━━━━━ Rows
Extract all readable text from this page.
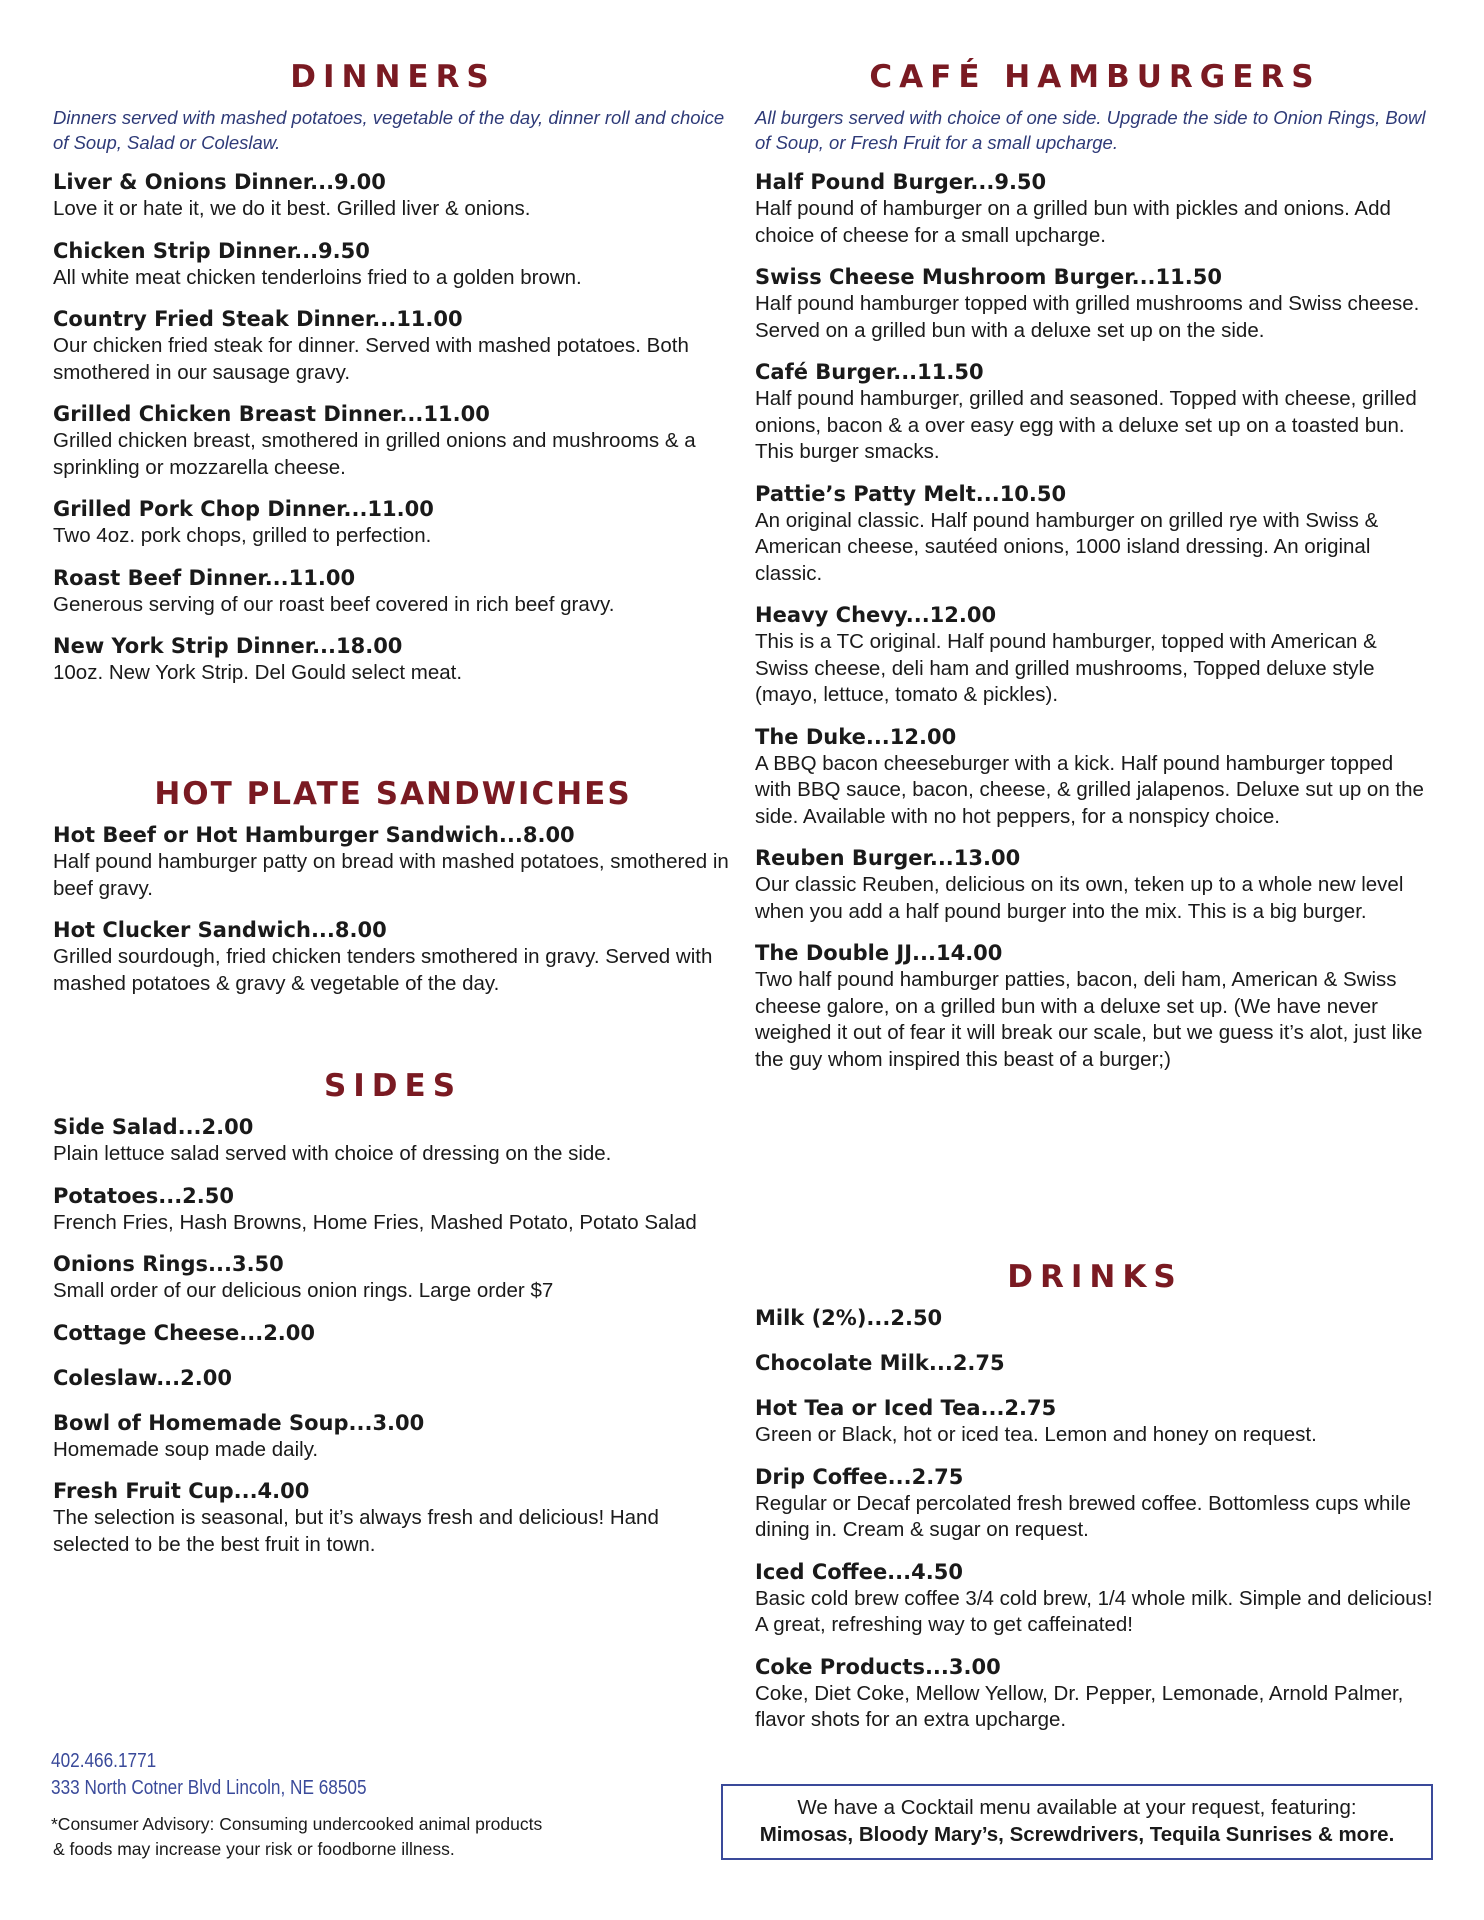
DINNERS

Dinners served with mashed potatoes, vegetable of the day, dinner roll and choice of Soup, Salad or Coleslaw.

Liver & Onions Dinner...9.00
Love it or hate it, we do it best. Grilled liver & onions.
Chicken Strip Dinner...9.50
All white meat chicken tenderloins fried to a golden brown.
Country Fried Steak Dinner...11.00
Our chicken fried steak for dinner. Served with mashed potatoes. Both smothered in our sausage gravy.
Grilled Chicken Breast Dinner...11.00
Grilled chicken breast, smothered in grilled onions and mushrooms & a sprinkling or mozzarella cheese.
Grilled Pork Chop Dinner...11.00
Two 4oz. pork chops, grilled to perfection.
Roast Beef Dinner...11.00
Generous serving of our roast beef covered in rich beef gravy.
New York Strip Dinner...18.00
10oz. New York Strip. Del Gould select meat.
HOT PLATE SANDWICHES
Hot Beef or Hot Hamburger Sandwich...8.00
Half pound hamburger patty on bread with mashed potatoes, smothered in beef gravy.
Hot Clucker Sandwich...8.00
Grilled sourdough, fried chicken tenders smothered in gravy. Served with mashed potatoes & gravy & vegetable of the day.
SIDES
Side Salad...2.00
Plain lettuce salad served with choice of dressing on the side.
Potatoes...2.50
French Fries, Hash Browns, Home Fries, Mashed Potato, Potato Salad
Onions Rings...3.50
Small order of our delicious onion rings. Large order $7
Cottage Cheese...2.00
Coleslaw...2.00
Bowl of Homemade Soup...3.00
Homemade soup made daily.
Fresh Fruit Cup...4.00
The selection is seasonal, but it’s always fresh and delicious! Hand selected to be the best fruit in town.
CAFÉ HAMBURGERS

All burgers served with choice of one side. Upgrade the side to Onion Rings, Bowl of Soup, or Fresh Fruit for a small upcharge.

Half Pound Burger...9.50
Half pound of hamburger on a grilled bun with pickles and onions. Add choice of cheese for a small upcharge.
Swiss Cheese Mushroom Burger...11.50
Half pound hamburger topped with grilled mushrooms and Swiss cheese. Served on a grilled bun with a deluxe set up on the side.
Café Burger...11.50
Half pound hamburger, grilled and seasoned. Topped with cheese, grilled onions, bacon & a over easy egg with a deluxe set up on a toasted bun. This burger smacks.
Pattie’s Patty Melt...10.50
An original classic. Half pound hamburger on grilled rye with Swiss & American cheese, sautéed onions, 1000 island dressing. An original classic.
Heavy Chevy...12.00
This is a TC original. Half pound hamburger, topped with American & Swiss cheese, deli ham and grilled mushrooms, Topped deluxe style (mayo, lettuce, tomato & pickles).
The Duke...12.00
A BBQ bacon cheeseburger with a kick. Half pound hamburger topped with BBQ sauce, bacon, cheese, & grilled jalapenos. Deluxe sut up on the side. Available with no hot peppers, for a nonspicy choice.
Reuben Burger...13.00
Our classic Reuben, delicious on its own, teken up to a whole new level when you add a half pound burger into the mix. This is a big burger.
The Double JJ...14.00
Two half pound hamburger patties, bacon, deli ham, American & Swiss cheese galore, on a grilled bun with a deluxe set up. (We have never weighed it out of fear it will break our scale, but we guess it’s alot, just like the guy whom inspired this beast of a burger;)
DRINKS
Milk (2%)...2.50
Chocolate Milk...2.75
Hot Tea or Iced Tea...2.75
Green or Black, hot or iced tea. Lemon and honey on request.
Drip Coffee...2.75
Regular or Decaf percolated fresh brewed coffee. Bottomless cups while dining in. Cream & sugar on request.
Iced Coffee...4.50
Basic cold brew coffee 3/4 cold brew, 1/4 whole milk. Simple and delicious! A great, refreshing way to get caffeinated!
Coke Products...3.00
Coke, Diet Coke, Mellow Yellow, Dr. Pepper, Lemonade, Arnold Palmer, flavor shots for an extra upcharge.
402.466.1771
333 North Cotner Blvd Lincoln, NE 68505
*Consumer Advisory: Consuming undercooked animal products
& foods may increase your risk or foodborne illness.
We have a Cocktail menu available at your request, featuring:
Mimosas, Bloody Mary’s, Screwdrivers, Tequila Sunrises & more.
━━━━━━━━━━
### Written instruction
From the records, copy every line that has the string "upcharge" in it.

### Answer for the task
All burgers served with choice of one side. Upgrade the side to Onion Rings, Bowl of Soup, or Fresh Fruit for a small upcharge.
Half pound of hamburger on a grilled bun with pickles and onions. Add choice of cheese for a small upcharge.
Coke, Diet Coke, Mellow Yellow, Dr. Pepper, Lemonade, Arnold Palmer, flavor shots for an extra upcharge.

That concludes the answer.